页面节选
──────

对象存储服务 OSS 对应 Azure Blob Storage
语音识别 ASR 对应 Azure Speech-to-Text
语音合成 TTS 对应 Azure Text-to-Speech
上传..mp3文件或者上传OSS地址 返回音频的文字示例demo
依赖
<dependencies>
<dependency>
<groupId>org.springframework.boot</groupId>
<artifactId>spring-boot-starter-webflux</artifactId>
</dependency>
<dependency>
<groupId>org.springframework.boot</groupId>
<artifactId>spring-boot-starter-web</artifactId>
</dependency>
<!-- microsoft ASR -->
<dependency>
<groupId>com.microsoft.cognitiveservices.speech</groupId>
<artifactId>client-sdk</artifactId>
<version>1.43.0</version>
</dependency>
<dependency>
<groupId>org.projectlombok</groupId>
<artifactId>lombok</artifactId>
<optional>true</optional>
</dependency>
<dependency>
<groupId>org.springframework.boot</groupId>
<artifactId>spring-boot-starter-test</artifactId>
<scope>test</scope>
</dependency>
<dependency>
<groupId>io.projectreactor</groupId>
<artifactId>reactor-test</artifactId>
<scope>test</scope>
</dependency>
</dependencies>
代码 在application.properties或者yaml中配置key和endpoint
package com.example.microsoftasr.controller;
import com.microsoft.cognitiveservices.speech.*;
import com.microsoft.cognitiveservices.speech.audio.AudioConfig;
import org.springframework.beans.factory.annotation.Value;
import org.springframework.web.bind.annotation.*;
import org.springframework.web.multipart.MultipartFile;
import java.io.File;
import java.net.URI;
import java.nio.file.Files;
@RestController
@RequestMapping("/asr")

──────

记录节选
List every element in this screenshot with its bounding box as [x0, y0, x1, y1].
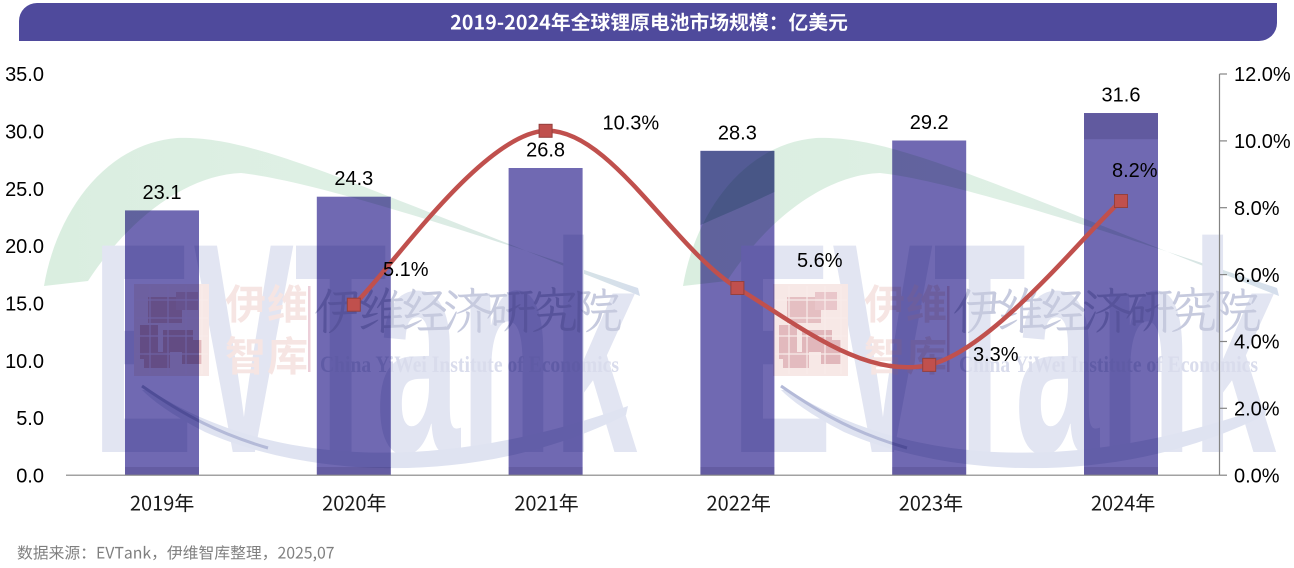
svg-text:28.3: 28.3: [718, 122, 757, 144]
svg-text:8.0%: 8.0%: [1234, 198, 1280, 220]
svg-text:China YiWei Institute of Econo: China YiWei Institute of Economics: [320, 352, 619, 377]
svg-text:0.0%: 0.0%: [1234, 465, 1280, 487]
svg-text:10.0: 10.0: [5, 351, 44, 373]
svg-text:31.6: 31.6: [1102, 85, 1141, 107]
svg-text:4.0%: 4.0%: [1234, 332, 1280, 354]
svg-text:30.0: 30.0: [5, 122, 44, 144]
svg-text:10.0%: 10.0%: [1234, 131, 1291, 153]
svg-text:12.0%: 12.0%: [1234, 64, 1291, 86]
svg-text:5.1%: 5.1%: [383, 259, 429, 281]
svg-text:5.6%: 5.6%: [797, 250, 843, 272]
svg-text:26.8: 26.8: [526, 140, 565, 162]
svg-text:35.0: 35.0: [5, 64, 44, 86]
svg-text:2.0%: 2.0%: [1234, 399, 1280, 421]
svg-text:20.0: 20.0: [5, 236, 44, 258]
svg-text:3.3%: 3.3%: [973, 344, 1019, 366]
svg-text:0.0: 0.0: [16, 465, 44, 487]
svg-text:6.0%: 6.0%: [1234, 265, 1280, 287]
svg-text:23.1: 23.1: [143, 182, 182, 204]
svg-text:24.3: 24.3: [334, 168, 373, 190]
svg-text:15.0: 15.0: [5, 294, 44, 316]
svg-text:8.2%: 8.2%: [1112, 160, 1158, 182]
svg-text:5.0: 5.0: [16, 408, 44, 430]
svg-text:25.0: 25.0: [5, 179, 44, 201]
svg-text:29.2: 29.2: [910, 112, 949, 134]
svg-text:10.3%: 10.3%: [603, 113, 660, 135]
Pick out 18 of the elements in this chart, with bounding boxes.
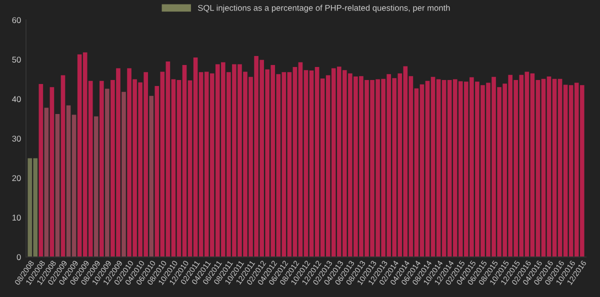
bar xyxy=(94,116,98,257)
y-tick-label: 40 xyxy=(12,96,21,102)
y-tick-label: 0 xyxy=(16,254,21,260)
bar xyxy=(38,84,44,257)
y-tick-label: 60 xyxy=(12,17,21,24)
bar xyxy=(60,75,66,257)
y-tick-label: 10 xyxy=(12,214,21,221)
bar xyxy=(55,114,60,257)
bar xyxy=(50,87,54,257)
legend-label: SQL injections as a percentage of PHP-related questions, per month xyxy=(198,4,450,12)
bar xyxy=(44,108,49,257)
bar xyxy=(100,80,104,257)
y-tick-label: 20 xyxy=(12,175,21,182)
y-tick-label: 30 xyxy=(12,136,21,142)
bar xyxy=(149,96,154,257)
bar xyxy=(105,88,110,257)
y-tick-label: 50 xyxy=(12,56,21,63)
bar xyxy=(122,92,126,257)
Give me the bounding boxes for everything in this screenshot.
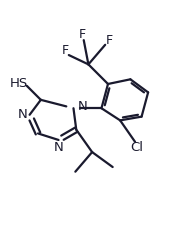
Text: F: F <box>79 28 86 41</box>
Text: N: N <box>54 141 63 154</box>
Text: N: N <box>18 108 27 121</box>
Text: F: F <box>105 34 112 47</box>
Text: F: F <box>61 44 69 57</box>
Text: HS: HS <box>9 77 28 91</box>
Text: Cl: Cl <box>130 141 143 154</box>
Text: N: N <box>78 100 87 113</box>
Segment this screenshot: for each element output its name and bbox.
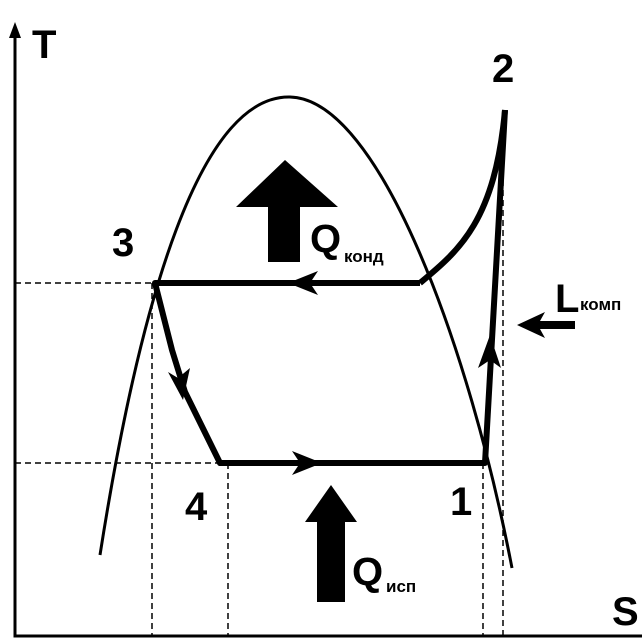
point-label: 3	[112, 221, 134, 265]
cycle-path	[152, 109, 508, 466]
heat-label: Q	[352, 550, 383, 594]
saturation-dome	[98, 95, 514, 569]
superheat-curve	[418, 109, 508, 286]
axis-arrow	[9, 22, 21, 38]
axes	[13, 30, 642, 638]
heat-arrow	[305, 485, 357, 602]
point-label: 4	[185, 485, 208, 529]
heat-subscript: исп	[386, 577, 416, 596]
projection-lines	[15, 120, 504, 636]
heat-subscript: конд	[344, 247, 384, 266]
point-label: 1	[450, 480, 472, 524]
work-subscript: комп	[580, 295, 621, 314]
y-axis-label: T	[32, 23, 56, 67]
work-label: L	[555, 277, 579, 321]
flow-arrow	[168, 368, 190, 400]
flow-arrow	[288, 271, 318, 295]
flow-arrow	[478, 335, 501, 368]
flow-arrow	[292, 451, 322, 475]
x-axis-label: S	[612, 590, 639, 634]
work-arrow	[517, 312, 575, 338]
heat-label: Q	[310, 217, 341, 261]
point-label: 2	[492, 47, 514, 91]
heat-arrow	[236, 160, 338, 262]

──────

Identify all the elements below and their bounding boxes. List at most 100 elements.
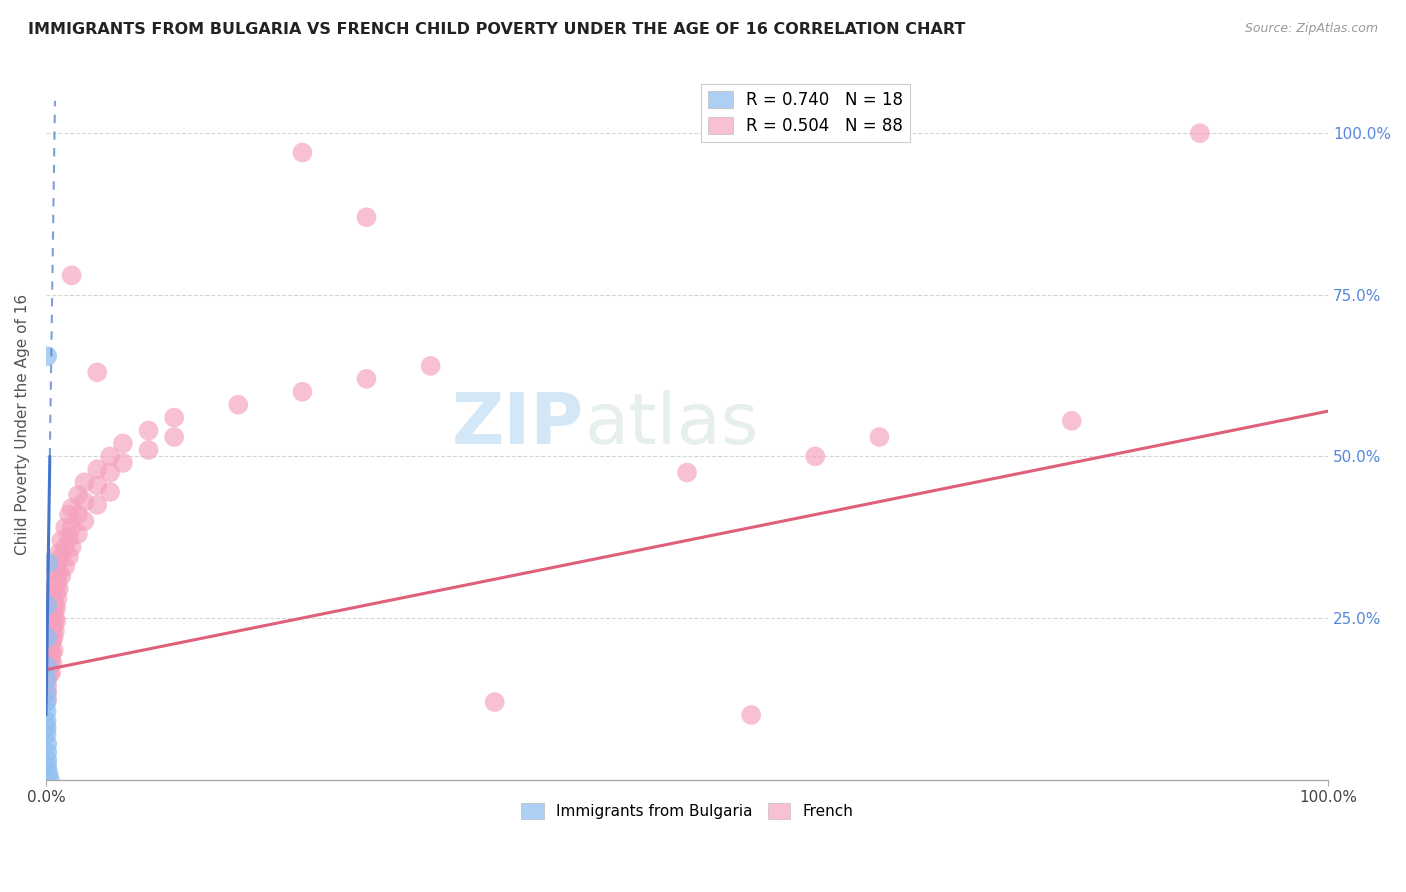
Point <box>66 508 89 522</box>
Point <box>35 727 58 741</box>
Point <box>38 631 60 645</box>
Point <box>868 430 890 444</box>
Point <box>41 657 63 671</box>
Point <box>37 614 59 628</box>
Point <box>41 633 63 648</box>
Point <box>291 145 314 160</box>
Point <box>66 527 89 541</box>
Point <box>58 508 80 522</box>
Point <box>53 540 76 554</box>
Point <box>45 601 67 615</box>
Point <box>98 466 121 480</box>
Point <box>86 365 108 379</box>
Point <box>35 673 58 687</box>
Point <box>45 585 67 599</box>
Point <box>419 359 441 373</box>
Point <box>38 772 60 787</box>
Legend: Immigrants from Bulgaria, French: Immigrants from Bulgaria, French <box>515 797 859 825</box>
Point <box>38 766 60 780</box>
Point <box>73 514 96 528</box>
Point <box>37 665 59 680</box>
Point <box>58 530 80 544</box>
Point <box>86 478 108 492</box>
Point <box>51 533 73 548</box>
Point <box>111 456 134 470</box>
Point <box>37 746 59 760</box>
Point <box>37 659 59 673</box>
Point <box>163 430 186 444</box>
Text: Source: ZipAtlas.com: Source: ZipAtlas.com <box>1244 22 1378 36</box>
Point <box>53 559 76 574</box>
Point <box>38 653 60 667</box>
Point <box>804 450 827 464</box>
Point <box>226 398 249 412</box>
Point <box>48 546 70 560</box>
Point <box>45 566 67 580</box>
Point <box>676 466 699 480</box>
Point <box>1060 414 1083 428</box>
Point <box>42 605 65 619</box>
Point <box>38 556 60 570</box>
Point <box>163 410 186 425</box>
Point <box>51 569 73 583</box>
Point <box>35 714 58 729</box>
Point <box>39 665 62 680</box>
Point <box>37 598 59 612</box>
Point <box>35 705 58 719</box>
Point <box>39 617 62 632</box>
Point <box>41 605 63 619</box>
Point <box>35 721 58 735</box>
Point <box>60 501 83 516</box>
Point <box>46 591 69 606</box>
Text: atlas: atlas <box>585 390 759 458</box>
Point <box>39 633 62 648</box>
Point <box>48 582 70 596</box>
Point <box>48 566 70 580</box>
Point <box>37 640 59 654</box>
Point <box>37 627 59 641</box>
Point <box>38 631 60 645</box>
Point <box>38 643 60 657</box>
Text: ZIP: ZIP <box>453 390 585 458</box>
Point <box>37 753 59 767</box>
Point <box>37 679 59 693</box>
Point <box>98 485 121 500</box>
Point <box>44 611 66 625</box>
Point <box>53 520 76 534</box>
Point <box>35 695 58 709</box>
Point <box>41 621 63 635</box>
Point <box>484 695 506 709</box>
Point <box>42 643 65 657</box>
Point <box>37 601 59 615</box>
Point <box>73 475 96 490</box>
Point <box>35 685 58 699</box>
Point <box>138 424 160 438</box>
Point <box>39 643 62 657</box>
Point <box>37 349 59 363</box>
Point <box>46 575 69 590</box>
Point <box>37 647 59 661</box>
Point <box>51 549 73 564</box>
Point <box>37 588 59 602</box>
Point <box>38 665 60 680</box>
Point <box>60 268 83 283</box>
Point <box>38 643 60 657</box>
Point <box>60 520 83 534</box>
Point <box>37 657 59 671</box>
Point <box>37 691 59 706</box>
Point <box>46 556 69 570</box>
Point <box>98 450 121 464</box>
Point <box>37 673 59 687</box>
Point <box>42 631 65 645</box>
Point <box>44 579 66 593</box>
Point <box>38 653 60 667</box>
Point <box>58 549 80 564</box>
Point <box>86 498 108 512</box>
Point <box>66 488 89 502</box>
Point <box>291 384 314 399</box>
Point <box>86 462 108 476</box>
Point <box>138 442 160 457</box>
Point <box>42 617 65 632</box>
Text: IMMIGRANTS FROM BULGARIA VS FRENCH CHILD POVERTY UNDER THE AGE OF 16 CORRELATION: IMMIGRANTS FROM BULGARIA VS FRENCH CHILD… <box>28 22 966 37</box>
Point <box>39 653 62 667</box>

──────

任务说明
1. Azure 语音识别页面列出的依赖中，client-sdk 的版本号是多少？
2. 从 Azure 语音识别页面的最后一行之后接着写下去。

回答如下
1. 1.43.0

2.
public class TestController {
@Value("${azure.speech.key}")
private String speechKey;
@Value("${azure.speech.endpoint}")
private String speechEndpoint;
@GetMapping("/hello")
public String test() {
return "Hello World";
}
@PostMapping("/recognize")
public String recognize(@RequestParam(value = "file", required = false) MultipartFile file,
@RequestParam(value = "url", required = false) String ossUrl) {
if ((file == null || file.isEmpty()) && (ossUrl == null || ossUrl.isBlank())) {
return "未提供音频文件或音频地址";
}
File tempInput = null;
File tempWav = null;
try {
// 1. 保存临时原始音频
if (file != null && !file.isEmpty()) {
String suffix = getSuffix(file.getOriginalFilename());
tempInput = File.createTempFile("audio-input-", "." + suffix);
file.transferTo(tempInput);
} else {
String suffix = getSuffix(ossUrl);
tempInput = File.createTempFile("audio-input-", "." + suffix);
try (var in = new java.net.URL(ossUrl).openStream()) {
Files.copy(in, tempInput.toPath(), java.nio.file.StandardCopyOption.REPLACE_EXISTING);
}
}
// 2. 转换成 WAV(16kHz 单声道)
tempWav = File.createTempFile("audio-output-", ".wav");
if (!getSuffix(tempInput.getName()).equalsIgnoreCase("wav")) {
ProcessBuilder pb = new ProcessBuilder(
"F:\\ffmpeg-7.1.1-full_build\\ffmpeg-7.1.1-full_build\\bin\\ffmpeg.exe", "-y",
"-i", tempInput.getAbsolutePath(),
"-ar", "16000",
"-ac", "1",
tempWav.getAbsolutePath()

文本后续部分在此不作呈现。